* [Supplied material]:
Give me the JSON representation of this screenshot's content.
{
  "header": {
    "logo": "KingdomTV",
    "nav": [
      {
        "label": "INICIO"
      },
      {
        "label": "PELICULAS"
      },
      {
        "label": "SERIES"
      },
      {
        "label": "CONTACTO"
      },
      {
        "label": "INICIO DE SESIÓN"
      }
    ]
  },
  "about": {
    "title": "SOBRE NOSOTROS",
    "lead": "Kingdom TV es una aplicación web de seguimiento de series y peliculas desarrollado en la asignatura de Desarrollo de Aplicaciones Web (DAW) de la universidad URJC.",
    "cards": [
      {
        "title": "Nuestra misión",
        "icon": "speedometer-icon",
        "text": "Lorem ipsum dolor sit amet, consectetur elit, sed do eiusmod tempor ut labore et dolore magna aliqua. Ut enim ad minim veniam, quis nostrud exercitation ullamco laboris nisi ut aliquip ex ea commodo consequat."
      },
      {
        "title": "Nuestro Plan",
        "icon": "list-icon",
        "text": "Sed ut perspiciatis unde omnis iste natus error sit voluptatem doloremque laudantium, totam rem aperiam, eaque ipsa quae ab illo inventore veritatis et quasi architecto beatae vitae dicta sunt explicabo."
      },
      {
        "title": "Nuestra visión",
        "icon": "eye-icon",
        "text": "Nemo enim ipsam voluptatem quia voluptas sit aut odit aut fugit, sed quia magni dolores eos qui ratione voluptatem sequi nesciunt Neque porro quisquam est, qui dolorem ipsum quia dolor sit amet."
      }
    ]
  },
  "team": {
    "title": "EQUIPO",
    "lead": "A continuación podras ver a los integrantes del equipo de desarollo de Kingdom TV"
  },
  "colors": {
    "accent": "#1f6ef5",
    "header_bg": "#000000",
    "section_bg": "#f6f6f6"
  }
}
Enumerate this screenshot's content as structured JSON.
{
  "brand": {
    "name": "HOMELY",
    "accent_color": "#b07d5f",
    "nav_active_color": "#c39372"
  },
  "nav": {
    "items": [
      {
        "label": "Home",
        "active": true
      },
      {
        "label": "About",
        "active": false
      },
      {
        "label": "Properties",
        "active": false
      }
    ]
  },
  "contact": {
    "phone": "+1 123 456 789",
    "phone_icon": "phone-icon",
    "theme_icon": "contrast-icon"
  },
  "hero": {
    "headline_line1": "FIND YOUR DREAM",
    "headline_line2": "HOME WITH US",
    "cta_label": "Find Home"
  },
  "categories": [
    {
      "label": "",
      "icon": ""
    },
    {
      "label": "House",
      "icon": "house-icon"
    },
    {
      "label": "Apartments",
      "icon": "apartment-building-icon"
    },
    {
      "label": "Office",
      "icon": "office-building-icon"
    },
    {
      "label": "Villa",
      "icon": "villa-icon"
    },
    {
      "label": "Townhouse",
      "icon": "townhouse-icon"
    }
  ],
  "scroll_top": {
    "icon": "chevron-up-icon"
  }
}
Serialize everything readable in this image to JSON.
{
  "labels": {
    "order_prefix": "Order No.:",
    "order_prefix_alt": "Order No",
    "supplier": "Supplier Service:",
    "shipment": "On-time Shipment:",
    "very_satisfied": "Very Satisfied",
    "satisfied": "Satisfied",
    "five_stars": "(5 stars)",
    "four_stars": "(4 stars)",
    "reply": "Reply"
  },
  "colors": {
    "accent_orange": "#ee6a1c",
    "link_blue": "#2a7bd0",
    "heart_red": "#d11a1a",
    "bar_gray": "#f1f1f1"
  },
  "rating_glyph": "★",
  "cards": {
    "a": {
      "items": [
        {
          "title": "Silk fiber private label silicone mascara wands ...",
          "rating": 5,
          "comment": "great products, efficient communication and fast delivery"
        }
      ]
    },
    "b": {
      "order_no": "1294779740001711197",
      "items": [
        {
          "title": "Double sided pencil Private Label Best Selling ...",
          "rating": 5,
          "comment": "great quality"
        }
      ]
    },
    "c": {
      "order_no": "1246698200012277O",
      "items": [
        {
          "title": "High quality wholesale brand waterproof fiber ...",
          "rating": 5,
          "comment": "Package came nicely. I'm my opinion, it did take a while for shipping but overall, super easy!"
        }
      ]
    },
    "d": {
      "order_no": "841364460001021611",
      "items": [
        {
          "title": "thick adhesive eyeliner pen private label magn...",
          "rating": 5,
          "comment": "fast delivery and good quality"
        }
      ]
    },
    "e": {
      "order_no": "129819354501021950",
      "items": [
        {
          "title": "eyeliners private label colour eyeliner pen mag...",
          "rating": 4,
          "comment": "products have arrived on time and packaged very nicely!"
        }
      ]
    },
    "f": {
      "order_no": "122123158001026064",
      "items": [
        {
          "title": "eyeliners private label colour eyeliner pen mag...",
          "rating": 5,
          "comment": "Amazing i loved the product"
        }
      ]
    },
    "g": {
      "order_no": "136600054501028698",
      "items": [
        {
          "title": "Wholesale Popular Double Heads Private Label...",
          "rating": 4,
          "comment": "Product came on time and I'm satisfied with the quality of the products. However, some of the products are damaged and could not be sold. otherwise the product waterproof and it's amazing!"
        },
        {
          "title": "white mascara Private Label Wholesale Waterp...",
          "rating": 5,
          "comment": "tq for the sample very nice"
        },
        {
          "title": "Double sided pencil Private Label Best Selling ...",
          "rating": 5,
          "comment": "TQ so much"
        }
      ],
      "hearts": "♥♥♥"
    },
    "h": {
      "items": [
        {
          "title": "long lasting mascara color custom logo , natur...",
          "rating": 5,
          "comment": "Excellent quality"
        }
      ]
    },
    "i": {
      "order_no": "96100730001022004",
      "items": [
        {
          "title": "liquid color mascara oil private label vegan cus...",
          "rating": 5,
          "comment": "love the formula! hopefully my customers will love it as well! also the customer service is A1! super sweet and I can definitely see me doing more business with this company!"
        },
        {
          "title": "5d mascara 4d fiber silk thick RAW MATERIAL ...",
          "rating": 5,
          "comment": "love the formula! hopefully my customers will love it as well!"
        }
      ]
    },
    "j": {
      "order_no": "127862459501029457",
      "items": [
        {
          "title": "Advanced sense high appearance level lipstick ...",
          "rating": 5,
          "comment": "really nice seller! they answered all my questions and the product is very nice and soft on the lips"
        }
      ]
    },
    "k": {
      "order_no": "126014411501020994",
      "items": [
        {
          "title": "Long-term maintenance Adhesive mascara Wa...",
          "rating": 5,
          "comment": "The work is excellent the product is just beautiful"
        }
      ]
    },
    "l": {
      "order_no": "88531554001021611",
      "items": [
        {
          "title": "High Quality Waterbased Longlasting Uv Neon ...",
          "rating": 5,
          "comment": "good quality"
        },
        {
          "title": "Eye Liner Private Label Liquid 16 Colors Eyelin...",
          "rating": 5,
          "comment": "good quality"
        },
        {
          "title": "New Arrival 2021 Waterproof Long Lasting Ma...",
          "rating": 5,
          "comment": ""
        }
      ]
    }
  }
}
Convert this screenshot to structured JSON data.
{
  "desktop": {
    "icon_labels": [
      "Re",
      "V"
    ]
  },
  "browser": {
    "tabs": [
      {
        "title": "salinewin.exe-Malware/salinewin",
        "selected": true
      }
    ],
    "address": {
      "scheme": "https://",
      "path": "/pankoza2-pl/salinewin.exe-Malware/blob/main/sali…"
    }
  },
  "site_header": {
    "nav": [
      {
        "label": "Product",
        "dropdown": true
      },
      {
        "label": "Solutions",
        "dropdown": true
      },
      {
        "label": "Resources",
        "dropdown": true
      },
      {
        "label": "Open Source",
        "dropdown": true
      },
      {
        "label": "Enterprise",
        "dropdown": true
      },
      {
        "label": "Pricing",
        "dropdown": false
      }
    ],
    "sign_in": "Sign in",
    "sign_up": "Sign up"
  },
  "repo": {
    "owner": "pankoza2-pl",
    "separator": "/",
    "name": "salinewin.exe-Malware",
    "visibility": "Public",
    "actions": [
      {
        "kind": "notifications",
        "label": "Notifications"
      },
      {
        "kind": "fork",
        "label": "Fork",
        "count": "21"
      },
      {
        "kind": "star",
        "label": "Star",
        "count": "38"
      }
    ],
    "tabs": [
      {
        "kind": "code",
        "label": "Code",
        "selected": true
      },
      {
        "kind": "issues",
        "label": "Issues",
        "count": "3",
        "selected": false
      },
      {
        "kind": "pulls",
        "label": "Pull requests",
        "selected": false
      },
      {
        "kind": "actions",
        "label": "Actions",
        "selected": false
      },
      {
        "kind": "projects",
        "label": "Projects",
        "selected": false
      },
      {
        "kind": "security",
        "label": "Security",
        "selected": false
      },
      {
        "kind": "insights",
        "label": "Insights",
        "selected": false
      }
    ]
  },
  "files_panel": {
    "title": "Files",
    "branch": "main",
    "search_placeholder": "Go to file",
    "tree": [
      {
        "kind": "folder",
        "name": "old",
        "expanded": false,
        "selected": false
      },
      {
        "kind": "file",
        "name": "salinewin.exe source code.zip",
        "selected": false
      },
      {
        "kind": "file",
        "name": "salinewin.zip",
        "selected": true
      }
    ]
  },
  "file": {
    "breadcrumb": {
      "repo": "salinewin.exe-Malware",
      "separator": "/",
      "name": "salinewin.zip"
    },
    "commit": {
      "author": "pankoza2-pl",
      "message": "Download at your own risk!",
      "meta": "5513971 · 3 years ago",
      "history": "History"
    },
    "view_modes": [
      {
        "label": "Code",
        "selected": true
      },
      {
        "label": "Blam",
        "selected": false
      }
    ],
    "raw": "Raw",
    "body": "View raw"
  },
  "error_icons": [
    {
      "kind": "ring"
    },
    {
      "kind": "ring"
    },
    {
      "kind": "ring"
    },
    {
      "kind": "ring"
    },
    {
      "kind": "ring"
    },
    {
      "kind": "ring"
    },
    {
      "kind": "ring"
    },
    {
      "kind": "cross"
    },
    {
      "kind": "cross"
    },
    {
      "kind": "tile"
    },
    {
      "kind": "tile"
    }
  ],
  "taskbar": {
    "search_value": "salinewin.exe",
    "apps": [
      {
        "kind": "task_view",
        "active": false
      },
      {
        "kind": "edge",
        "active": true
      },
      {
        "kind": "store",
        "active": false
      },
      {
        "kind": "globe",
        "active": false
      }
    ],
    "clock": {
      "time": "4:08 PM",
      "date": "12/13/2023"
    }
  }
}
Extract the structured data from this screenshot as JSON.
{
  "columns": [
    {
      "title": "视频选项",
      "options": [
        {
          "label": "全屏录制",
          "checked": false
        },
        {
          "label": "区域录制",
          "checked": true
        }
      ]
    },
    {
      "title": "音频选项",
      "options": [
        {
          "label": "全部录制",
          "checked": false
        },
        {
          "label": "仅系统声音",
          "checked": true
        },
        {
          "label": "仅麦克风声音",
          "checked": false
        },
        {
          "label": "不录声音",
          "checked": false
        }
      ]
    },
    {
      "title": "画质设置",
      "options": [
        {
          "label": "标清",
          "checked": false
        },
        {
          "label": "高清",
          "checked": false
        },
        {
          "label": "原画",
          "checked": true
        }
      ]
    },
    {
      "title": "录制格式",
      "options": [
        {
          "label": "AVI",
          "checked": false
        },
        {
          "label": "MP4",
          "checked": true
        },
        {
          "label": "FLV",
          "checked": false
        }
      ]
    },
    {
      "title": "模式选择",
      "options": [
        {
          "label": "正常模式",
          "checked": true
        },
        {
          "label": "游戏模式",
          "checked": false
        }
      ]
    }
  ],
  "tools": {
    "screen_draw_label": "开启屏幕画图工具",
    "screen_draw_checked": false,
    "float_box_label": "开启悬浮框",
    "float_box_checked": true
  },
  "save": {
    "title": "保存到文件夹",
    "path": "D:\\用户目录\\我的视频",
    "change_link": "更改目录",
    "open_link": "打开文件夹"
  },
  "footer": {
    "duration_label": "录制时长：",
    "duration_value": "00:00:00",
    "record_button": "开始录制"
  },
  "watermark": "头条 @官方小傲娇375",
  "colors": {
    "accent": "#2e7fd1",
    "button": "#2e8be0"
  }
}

* [Problem statement]:
Identify and extract each line of the listing that contains "hopefully".

* [Solved exercise]:
          "comment": "love the formula! hopefully my customers will love it as well! also the customer service is A1! super sweet and I can definitely see me doing more business with this company!"
          "comment": "love the formula! hopefully my customers will love it as well!"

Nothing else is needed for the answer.